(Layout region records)
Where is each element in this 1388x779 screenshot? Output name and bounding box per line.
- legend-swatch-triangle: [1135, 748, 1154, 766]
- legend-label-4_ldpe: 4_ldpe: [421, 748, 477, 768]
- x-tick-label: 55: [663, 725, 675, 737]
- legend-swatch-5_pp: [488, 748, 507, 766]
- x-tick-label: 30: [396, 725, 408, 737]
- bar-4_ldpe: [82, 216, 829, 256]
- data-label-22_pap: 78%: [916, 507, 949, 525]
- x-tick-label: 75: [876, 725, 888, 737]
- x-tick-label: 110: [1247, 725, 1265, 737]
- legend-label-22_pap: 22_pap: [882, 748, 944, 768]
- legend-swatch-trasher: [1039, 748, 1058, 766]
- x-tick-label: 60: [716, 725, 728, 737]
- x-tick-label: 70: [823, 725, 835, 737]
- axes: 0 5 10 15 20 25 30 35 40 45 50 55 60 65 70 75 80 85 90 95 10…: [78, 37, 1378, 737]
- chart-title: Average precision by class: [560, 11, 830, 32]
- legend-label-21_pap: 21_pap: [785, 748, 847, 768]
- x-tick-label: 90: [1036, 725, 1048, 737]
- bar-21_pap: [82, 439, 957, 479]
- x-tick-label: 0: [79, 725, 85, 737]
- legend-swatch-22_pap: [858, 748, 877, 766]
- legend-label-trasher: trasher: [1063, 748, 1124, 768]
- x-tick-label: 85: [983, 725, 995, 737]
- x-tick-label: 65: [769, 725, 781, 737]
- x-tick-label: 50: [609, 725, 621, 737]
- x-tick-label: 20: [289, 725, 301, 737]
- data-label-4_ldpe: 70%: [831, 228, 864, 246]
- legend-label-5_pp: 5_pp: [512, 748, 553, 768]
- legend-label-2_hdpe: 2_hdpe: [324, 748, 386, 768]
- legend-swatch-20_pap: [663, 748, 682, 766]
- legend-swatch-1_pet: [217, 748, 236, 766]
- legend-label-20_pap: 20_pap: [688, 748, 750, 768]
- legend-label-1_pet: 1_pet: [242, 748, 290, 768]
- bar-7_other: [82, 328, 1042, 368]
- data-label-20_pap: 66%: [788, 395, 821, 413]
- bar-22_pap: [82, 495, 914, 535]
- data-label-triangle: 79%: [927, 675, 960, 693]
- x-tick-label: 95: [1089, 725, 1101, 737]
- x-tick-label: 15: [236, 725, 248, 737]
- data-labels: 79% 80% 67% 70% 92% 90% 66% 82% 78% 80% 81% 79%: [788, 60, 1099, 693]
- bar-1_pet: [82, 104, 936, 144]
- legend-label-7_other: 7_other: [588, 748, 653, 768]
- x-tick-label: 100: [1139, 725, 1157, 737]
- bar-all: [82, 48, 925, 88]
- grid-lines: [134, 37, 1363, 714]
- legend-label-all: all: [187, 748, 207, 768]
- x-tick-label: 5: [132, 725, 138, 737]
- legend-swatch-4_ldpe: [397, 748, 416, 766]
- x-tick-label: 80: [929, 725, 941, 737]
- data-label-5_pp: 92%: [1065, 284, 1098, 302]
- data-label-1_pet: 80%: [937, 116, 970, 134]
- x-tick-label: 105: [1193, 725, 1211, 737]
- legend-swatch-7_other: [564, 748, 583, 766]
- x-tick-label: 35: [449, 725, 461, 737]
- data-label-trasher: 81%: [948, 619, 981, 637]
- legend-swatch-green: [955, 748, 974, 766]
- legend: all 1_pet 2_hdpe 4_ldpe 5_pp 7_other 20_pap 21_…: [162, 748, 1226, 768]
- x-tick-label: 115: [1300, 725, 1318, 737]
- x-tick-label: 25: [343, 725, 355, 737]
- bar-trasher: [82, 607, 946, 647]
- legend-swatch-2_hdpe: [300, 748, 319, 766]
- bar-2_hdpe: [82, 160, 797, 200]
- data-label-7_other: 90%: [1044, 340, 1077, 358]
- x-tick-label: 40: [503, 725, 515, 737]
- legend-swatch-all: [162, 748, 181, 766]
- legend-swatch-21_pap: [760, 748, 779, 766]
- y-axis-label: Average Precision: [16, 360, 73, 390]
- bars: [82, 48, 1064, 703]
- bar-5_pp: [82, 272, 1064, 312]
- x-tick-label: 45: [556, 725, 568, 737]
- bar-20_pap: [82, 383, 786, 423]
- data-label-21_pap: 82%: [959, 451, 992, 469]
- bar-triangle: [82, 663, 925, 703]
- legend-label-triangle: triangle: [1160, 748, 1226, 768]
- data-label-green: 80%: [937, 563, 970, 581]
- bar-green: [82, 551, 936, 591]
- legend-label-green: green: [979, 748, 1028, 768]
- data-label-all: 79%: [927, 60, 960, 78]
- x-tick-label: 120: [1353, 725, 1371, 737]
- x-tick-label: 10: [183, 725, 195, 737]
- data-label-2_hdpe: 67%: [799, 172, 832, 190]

Written instruction
Render the lines of the records from their start through the line containing "- x-tick-label: 75: [876, 725, 888, 737]" as a JSON list of strings, one string per line, omitting blank lines.

Final result
[
  "Where is each element in this 1388x779 screenshot? Output name and bounding box per line.",
  "- legend-swatch-triangle: [1135, 748, 1154, 766]",
  "- legend-label-4_ldpe: 4_ldpe: [421, 748, 477, 768]",
  "- x-tick-label: 55: [663, 725, 675, 737]",
  "- legend-swatch-5_pp: [488, 748, 507, 766]",
  "- x-tick-label: 30: [396, 725, 408, 737]",
  "- bar-4_ldpe: [82, 216, 829, 256]",
  "- data-label-22_pap: 78%: [916, 507, 949, 525]",
  "- x-tick-label: 75: [876, 725, 888, 737]"
]